Exercise:
Answer with a number only: how many lines of the data contain "flag"?

Given data:
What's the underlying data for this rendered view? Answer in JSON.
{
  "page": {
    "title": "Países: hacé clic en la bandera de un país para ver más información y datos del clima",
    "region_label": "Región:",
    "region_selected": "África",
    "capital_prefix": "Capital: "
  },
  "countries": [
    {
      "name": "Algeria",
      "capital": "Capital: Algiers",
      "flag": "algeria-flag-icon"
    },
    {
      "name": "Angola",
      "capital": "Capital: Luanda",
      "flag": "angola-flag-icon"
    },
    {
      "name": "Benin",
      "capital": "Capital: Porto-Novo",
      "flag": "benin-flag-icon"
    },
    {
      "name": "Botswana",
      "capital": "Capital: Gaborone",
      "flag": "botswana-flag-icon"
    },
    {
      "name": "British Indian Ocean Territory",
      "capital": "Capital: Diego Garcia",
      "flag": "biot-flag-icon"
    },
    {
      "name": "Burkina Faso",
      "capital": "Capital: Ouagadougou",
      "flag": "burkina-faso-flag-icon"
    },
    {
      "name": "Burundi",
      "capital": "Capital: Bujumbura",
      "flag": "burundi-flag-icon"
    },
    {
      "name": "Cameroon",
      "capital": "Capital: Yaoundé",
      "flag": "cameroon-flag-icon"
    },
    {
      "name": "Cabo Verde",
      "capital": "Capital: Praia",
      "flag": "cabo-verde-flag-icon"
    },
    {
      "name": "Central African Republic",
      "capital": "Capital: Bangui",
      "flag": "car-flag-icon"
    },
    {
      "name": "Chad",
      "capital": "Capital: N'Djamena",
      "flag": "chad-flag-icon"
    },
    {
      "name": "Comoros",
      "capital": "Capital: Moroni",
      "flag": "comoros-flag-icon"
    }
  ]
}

Written response:
12